On the 20-minute car ride she went through three costume changes. First it was a Hello Kitty shirt with silver rhinestones that she called “her real rocker look”, second was a pink floral number that she called her “pretty princess rocker look”, and lastly there was her purple hippie tank that was her “rock out costume.”

After the boys got into the car, she announced that when we got home she was going to roller-skate while playing her guitar so she could be a roller-rocker, but first she needed a costume change.

My daughter is awesome.

Thursday, March 25, 2010

Shart face

I overheard the following conversation between Andrew and Jacob while they were putting together a Lego spaceship in the living room,


Jacob: "Number 4 is diarrhea."

Andrew:"No, #3 is Diarrhea! There aren't 4 different levels of pooing!"

Jacob: "It goes like this , #1 pee, #2 poo, #3 Sharts, #4 diarrhea."

Andrew:"What does shart mean?"

Jacob:" A poo fart."

Andrew: "Oh, those are the worst! I had to throw my underwear away in the bathroom at school once because of one of those."


Welcome to my sometimes disgusting world of raising boys!


Monday, January 25, 2010

A bunch of nerds

The kids have spirit week at school Monday-Thursday in celebration of the school's basketball teams.  Today was nerd day, tomorrow is hippie/disco day, followed by wacky day, and lastly school spirit day.  My kids get super into it which I find adorable.

P.S. I started school today.  My courses are dismal!  Spanish and Algebra, blech!

Wednesday, January 13, 2010

Around the corner fudge is made

I nicknamed the family I carpool with the perfects after our first week of driving one another's children to and from school. They are a nice family, a really nice family, one could even say a close to perfect family. I adore them and especially love their three kids. But, they are the kind of family that could put any other family to shame. Sometimes after a really terrible day when my children have behaved like animals, the perfect children and their perfect manners will make me feel like a worthless waste of parenting space. Especially when their daughter whips out her assignment notebook and proceeds to get a jump start on her homework in MY CAR on the WAY HOME FROM SCHOOL. What kind of child does that?

The Perfects were guests at Amelia's 5th Birthday Party. When my soon to be sister-in-law decided to bring two bottles of wine to the party and drink most of them on her own (again, who does that!), what parent do you think she decided to carry on a slurred conversation with? Mrs. Perfect of course! Talk about humilating!

The perfects have a 7 year old son who loves Jacob. He thinks Jacob is the coolest kid that has ever walked the earth. He wants to look like him, dress like him, and basically be the younger version of Jake. Since there are no other boys in Jake's grade to play with, him and perfect boy child have become really close this year. They adore each other. It's really sweet.

Lately I have noticed that perfect boy child has been acting a little less than perfect. Oh he puts it on thick for his mom, but around Jacob he is a crazy child. Yesterday on the car ride home he discussed the color and consistency of his poop for nearly a half an hour.  The day before that, he shouted "you know what I like to do with knives, besides killing things" to which I had to interrupt him and ask if his mom would approve of him talking about killing things with knives. "Probably not he told me."

○ ○ ○ ○ ○ ○ ○

| STATED EXERCISE 1 |
Could you transcribe every line of the records below without changing anything?
The parenting blog above and the records below are unrelated material.

○ ○ ○ ○ ○ ○ ○

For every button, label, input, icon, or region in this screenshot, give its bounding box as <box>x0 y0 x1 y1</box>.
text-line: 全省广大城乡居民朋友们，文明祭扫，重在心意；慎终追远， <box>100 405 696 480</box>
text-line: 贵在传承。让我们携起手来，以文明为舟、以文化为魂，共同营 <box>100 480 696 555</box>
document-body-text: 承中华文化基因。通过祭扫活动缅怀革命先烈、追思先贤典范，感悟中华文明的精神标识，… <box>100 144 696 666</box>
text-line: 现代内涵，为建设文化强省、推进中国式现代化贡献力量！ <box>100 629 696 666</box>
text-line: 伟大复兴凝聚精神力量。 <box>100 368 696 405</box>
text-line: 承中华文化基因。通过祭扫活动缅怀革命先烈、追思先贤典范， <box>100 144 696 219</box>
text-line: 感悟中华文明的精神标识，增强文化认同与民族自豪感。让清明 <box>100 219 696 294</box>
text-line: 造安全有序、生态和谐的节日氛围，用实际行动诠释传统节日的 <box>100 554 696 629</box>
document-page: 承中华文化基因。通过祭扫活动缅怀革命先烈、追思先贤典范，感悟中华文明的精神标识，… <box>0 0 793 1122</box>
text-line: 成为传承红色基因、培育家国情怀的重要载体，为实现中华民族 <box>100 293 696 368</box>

○ ○ ○ ○ ○ ○ ○

| STATED EXERCISE 2 |
Can you go on with the parenting blog above, picking up right after its last sentence?

| EXERCISE RESPONSE 1 |
For every button, label, input, icon, or region in this screenshot, give its bounding box as <box>x0 y0 x1 y1</box>.
text-line: 全省广大城乡居民朋友们，文明祭扫，重在心意；慎终追远， <box>100 405 696 480</box>
text-line: 贵在传承。让我们携起手来，以文明为舟、以文化为魂，共同营 <box>100 480 696 555</box>
document-body-text: 承中华文化基因。通过祭扫活动缅怀革命先烈、追思先贤典范，感悟中华文明的精神标识，… <box>100 144 696 666</box>
text-line: 现代内涵，为建设文化强省、推进中国式现代化贡献力量！ <box>100 629 696 666</box>
text-line: 伟大复兴凝聚精神力量。 <box>100 368 696 405</box>
text-line: 承中华文化基因。通过祭扫活动缅怀革命先烈、追思先贤典范， <box>100 144 696 219</box>
text-line: 感悟中华文明的精神标识，增强文化认同与民族自豪感。让清明 <box>100 219 696 294</box>
text-line: 造安全有序、生态和谐的节日氛围，用实际行动诠释传统节日的 <box>100 554 696 629</box>
document-page: 承中华文化基因。通过祭扫活动缅怀革命先烈、追思先贤典范，感悟中华文明的精神标识，… <box>0 0 793 1122</box>
text-line: 成为传承红色基因、培育家国情怀的重要载体，为实现中华民族 <box>100 293 696 368</box>

| EXERCISE RESPONSE 2 |
"Then perhaps you shouldn't talk that way in my car." I told him

Today while dropping the boys off I was approached by Mrs. Perfect. Whenever she approaches me with an overly eunthusistic smile I know that my children have done something.

"It seems Jacob has taught my son a song." she tells me

"Oh," I say quickly thinking of all the off color songs Jake knows and wondering which one it could be. I panic remembering the song Aaron's buddy Frank took upon himself to teach my boys on a recent surf trip. Frank has the mentality of a 10 year old and my kids adore him.

"Every boy six and up needs to know it!" Frank argued

The worst part is that I had sung the very same song as a kid and thought it was madly hysterically. The gross lyrics are as followed, which believe me are much worse once you add the hand gestures that go along with it:

"Milk,Milk,Lemon-aid, around the corner fudge is made, stick your finger up the hole out comes tootsie roll." The singer points to various private parts of the body. It is disgusting. The boys smiled a toothy smile while singing it for me. I made it known that they were to never sing that song again.

While Mrs.Perfect is standing in front of me arms folded I consider what I should say to her about the song. Do I tell her that a grown man taught it to the boys and  that it has been around for generations. that I, myself, as a little person, once sang the same song through fits of giggles?

"Can you tell me what the song says?" I ask."

On key perfect boy belts out,

"I hate you, you hate me
Let's get together and kill Barney
Shot him with a sniper
now he's dead
Aren't you glad that Barney's dead."

I stifle a Chuckle while realizing how immature I am.  While perfect boy sings he is smiling as if for the first time in his life he is free. Clearly the Barney song will be resung over and over out of ear shot from his mom.

His mom interrupts him when he continues to belt out more lyrics. She is disgusted. It's at that moment that I realize how huge of a bullet I have just dodged. Can you imagine what she would of thought about the other song? There would have been a meeting with the principal, a school psychologists called, it would not have been good. It's moments like these that I think my kids are corrupting her kids in the worst way and then I think that maybe it is good for them , maybe it's good for both of our families. Maybe in some weird way we need each other to balance the other out, the perfects an the imperfects learning from each other.

When I tell perfect mom that all the kids at school know that song she is even more outraged. The truth is that song is a childhood classic. At the kids old school I would hear sticky faced little people belt it out on the playground. Even now at their tiny little school I have heard a group of girls singing it through tears of joy.

"Who is teaching this to them!?" she wants to know. I have a feeling names will be written down and handed over to the school's principal.

I shrug. "Jake learned it from Andrew, who learned it from a kid, who learned it form another kid. It's a popular song for their age range. He'll outgrow it."  I tell her. I promise to discuss the situation with Jake and assure her that no other songs will be shared. She thinks I am being flippant, I can tell by the way her lips are pursed.  She doesn't seems satisfied.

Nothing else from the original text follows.